» **Recorded data**:
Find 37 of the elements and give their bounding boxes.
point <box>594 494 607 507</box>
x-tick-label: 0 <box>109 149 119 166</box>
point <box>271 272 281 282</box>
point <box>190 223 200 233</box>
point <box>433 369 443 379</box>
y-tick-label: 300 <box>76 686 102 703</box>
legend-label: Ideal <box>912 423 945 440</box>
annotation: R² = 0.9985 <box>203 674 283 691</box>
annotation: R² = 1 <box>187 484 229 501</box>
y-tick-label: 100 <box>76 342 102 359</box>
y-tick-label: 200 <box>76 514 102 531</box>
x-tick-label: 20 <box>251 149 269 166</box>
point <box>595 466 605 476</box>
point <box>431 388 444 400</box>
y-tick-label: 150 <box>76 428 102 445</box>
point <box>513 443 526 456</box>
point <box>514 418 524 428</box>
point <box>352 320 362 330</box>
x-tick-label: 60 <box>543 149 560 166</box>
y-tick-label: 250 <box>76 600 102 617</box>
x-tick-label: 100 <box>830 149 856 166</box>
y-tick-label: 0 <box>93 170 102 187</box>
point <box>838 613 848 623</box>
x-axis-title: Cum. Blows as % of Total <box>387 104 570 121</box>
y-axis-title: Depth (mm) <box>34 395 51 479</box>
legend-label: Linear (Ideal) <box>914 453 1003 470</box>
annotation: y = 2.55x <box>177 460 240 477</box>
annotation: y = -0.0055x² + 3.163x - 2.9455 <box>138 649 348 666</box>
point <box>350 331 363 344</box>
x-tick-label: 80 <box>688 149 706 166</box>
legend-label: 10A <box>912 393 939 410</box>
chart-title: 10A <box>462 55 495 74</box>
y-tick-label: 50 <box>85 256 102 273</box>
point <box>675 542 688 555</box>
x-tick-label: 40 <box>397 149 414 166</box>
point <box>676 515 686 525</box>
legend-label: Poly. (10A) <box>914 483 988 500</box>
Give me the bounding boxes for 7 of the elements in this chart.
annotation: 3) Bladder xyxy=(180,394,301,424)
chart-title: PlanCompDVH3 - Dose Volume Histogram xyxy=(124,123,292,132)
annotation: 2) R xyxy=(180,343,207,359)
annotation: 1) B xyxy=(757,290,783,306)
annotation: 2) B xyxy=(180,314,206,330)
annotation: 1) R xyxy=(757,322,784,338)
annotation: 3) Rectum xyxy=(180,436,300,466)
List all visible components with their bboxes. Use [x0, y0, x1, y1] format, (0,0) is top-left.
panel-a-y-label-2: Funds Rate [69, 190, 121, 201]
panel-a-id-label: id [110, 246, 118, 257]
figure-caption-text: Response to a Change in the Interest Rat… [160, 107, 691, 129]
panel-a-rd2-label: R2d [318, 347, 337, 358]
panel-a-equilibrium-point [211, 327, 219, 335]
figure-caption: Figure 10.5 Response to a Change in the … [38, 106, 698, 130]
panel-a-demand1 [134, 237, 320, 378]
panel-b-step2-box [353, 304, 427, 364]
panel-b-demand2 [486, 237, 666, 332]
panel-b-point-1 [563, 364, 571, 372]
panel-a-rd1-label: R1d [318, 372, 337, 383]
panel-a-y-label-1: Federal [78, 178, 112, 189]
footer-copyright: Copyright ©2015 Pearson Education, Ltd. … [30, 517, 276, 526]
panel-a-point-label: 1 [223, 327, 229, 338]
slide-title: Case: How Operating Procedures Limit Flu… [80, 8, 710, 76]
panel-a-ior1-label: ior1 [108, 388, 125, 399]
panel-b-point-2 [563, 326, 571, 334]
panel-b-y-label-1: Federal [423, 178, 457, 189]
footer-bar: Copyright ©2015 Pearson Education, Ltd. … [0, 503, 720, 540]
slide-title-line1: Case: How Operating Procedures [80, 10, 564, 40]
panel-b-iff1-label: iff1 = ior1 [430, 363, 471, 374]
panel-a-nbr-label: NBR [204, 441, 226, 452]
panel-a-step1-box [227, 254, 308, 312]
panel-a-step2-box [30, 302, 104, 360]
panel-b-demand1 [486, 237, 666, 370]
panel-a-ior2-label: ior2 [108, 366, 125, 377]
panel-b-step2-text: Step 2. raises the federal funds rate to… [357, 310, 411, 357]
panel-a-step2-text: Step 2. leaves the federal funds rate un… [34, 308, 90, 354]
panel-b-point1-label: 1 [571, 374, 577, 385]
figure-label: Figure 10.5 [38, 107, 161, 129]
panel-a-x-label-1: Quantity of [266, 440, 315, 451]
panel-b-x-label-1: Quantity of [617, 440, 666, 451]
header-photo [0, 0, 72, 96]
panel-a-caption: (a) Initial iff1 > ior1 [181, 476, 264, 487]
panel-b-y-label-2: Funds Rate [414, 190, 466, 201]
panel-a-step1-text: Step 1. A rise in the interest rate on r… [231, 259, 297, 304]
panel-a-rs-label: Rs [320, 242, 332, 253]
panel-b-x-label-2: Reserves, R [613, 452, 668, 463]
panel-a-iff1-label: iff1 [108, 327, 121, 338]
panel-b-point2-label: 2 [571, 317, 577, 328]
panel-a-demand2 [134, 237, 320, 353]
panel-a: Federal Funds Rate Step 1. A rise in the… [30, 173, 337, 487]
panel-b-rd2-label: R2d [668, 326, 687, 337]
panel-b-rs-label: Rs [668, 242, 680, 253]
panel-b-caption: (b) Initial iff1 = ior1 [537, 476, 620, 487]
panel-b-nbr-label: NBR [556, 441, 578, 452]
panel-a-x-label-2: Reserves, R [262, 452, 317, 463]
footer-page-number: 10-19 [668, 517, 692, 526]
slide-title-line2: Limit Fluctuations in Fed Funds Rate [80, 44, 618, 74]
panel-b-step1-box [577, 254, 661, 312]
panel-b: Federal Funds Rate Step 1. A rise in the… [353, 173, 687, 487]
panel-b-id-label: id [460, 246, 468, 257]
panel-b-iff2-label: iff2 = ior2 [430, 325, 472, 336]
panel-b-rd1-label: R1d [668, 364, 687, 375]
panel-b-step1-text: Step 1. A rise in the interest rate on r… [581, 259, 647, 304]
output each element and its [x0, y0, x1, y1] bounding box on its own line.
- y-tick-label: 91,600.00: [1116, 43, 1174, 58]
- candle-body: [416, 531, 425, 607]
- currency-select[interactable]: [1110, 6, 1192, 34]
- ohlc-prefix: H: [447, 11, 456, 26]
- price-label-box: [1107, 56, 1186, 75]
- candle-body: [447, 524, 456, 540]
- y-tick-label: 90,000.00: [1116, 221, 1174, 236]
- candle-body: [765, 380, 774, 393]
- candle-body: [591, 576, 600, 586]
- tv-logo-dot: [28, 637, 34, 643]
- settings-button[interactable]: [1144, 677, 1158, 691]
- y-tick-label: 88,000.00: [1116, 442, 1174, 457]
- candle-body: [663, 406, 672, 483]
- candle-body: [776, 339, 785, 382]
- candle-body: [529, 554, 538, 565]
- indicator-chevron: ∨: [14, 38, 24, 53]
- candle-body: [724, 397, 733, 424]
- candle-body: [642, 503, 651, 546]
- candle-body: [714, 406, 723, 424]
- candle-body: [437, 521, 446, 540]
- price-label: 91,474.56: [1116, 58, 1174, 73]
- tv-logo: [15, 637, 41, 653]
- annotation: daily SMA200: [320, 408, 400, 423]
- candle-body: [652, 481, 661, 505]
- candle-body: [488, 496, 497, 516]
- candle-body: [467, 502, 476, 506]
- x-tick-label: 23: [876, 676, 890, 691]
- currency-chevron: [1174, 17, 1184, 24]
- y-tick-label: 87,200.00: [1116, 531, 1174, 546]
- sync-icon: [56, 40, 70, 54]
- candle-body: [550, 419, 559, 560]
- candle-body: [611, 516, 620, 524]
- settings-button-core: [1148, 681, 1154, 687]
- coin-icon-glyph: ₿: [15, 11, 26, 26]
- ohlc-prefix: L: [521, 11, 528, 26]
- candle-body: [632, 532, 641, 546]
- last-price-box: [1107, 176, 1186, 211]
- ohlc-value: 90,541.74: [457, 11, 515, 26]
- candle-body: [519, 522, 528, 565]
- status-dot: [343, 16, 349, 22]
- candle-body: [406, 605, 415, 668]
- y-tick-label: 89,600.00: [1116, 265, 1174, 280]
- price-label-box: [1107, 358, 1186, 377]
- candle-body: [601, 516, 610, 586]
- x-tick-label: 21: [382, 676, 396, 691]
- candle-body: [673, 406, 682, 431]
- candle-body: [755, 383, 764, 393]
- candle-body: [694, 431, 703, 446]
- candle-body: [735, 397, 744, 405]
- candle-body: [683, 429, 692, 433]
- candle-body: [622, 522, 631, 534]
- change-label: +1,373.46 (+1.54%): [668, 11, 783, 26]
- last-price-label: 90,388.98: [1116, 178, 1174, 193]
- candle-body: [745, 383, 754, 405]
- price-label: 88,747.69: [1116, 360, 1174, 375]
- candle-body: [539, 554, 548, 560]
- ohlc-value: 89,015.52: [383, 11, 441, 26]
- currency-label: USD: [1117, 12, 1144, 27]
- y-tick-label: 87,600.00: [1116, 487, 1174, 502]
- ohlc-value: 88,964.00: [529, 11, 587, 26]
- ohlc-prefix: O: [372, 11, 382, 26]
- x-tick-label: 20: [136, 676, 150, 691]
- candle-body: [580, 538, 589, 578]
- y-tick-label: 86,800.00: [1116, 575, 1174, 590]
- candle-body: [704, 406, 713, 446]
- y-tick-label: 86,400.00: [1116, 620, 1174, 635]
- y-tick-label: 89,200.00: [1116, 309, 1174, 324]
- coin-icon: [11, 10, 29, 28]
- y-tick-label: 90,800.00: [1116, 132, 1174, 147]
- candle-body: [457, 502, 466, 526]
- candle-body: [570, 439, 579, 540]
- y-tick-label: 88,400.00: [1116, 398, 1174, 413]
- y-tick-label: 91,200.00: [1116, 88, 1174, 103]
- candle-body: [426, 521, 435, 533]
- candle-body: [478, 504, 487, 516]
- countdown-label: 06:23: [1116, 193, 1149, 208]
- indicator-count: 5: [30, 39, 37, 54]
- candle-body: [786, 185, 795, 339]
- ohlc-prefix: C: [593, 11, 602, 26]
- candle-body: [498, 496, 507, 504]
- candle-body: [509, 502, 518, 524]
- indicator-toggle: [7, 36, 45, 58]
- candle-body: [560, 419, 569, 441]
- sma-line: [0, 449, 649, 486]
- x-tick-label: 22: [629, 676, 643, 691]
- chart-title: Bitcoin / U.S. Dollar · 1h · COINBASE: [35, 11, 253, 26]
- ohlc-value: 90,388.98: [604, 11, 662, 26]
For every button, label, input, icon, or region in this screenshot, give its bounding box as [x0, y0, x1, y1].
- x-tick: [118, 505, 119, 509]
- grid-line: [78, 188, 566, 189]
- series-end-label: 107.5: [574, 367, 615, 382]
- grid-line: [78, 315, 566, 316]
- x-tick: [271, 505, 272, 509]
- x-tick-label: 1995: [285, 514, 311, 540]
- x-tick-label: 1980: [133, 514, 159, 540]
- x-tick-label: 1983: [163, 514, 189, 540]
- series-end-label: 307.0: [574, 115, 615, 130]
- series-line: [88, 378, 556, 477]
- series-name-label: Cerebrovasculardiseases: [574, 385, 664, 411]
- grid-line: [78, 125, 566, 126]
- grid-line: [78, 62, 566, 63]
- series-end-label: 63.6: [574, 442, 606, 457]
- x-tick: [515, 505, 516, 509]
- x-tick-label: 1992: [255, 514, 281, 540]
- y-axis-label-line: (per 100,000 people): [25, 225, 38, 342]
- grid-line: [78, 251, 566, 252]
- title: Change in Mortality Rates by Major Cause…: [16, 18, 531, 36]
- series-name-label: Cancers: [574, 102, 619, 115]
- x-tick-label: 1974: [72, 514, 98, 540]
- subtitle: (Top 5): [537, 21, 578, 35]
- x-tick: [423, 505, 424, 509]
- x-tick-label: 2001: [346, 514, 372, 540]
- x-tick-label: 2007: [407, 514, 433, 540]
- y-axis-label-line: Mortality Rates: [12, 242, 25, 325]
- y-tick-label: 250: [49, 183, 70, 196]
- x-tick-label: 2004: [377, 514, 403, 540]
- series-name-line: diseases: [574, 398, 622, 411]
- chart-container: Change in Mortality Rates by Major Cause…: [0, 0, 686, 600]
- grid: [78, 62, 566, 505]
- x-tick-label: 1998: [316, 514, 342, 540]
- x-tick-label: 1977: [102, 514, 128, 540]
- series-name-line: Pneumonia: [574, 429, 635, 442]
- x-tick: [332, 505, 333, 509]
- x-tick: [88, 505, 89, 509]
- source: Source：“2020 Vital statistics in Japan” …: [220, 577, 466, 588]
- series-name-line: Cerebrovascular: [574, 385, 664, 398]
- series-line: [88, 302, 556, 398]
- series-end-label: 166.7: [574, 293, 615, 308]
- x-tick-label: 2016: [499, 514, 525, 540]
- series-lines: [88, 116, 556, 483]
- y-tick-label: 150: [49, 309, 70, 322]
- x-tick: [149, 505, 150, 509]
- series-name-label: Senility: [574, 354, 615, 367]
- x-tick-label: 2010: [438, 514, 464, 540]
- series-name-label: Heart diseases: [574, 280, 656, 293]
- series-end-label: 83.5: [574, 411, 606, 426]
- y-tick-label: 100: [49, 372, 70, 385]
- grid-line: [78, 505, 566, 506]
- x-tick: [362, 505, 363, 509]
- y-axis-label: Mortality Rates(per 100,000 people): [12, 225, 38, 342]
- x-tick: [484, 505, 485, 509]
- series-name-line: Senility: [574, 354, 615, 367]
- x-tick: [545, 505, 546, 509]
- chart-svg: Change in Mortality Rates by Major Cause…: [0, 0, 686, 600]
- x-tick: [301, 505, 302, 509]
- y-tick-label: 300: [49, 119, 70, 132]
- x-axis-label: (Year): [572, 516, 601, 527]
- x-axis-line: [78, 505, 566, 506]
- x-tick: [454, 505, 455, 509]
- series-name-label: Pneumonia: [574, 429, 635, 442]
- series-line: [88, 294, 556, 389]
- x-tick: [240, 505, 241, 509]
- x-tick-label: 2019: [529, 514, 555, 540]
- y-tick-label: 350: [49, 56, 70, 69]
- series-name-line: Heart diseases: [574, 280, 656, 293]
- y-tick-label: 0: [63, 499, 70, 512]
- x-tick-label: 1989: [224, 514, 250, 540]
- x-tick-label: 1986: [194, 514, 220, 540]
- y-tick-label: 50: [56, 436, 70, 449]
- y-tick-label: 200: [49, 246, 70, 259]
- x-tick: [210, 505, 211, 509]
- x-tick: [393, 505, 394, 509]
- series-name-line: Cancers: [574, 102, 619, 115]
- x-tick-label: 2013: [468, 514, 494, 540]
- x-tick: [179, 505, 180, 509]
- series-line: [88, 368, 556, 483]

» **What is needed**: Starting at the beginning of the material and going through the line with "y-tick-label: 300 <box>76 686 102 703</box>", write those lines out again, substituting "marker" for "point" and leaving everything else unchanged.

» **Response to this task**:
Find 37 of the elements and give their bounding boxes.
marker <box>594 494 607 507</box>
x-tick-label: 0 <box>109 149 119 166</box>
marker <box>271 272 281 282</box>
marker <box>190 223 200 233</box>
marker <box>433 369 443 379</box>
y-tick-label: 300 <box>76 686 102 703</box>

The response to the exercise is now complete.